____ Dataset rows

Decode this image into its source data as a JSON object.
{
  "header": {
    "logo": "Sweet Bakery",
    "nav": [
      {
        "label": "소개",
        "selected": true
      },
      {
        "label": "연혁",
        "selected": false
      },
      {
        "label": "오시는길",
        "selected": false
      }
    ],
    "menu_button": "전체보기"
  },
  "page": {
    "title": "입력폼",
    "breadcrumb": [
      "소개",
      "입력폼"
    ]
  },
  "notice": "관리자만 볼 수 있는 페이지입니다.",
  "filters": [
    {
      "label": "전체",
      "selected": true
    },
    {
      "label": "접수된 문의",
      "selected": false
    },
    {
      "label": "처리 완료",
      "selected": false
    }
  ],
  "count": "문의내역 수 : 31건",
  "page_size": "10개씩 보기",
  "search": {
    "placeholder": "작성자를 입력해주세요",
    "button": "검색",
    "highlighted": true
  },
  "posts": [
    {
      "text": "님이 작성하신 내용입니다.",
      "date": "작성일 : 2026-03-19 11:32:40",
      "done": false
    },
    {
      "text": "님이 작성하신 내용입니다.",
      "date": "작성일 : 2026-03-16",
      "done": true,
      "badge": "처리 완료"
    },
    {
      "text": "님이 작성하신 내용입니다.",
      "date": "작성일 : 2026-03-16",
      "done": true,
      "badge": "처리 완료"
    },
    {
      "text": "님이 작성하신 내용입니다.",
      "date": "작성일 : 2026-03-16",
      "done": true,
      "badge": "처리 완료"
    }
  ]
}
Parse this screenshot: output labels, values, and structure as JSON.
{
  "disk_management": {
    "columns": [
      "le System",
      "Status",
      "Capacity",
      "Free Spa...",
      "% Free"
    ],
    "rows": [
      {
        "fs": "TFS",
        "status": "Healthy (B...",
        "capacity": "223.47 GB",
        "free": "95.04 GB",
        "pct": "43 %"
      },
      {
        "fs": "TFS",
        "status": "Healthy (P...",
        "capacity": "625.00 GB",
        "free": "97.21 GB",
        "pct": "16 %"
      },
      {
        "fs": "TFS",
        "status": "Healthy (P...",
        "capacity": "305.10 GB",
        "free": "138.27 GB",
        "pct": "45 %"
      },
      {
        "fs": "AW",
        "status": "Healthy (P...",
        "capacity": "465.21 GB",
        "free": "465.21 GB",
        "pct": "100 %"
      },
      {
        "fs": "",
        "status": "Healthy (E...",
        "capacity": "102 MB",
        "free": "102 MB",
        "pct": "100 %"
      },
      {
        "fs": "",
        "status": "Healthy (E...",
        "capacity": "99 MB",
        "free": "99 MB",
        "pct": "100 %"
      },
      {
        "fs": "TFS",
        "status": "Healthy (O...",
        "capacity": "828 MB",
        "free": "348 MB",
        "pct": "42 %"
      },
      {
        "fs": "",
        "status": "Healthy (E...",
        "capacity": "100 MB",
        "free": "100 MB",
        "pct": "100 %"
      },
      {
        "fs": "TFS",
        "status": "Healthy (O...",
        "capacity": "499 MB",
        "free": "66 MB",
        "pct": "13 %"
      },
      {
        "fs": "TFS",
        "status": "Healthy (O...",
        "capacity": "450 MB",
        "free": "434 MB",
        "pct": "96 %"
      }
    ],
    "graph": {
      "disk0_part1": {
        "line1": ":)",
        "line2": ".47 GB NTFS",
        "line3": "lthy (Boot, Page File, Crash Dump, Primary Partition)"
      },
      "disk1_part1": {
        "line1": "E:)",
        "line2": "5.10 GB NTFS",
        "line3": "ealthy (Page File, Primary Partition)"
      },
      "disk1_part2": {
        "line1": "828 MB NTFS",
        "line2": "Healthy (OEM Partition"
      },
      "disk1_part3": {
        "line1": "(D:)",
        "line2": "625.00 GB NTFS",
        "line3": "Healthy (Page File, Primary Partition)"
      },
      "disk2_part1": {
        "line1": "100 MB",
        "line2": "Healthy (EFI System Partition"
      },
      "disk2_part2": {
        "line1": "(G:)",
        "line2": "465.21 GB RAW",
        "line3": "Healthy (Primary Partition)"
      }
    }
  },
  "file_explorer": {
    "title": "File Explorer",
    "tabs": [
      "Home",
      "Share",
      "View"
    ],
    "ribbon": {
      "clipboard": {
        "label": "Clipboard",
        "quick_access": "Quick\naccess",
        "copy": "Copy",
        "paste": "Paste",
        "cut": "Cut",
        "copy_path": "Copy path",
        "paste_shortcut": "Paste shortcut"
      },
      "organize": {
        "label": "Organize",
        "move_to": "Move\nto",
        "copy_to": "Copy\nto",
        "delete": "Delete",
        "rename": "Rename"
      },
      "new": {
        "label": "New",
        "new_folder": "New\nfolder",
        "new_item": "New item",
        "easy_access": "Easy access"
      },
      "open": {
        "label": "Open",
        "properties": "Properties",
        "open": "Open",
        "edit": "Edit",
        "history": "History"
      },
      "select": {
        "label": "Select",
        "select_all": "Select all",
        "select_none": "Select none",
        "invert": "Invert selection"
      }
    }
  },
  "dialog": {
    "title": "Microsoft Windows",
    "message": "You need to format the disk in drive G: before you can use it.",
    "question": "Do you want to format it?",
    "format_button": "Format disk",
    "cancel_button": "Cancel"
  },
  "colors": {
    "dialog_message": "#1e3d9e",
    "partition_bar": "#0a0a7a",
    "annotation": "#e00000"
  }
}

________

* _Required task_:
Copy out every line from the data above that has "this" in it.

* _Task solution_:
Decode this image into its source data as a JSON object.
Parse this screenshot: output labels, values, and structure as JSON.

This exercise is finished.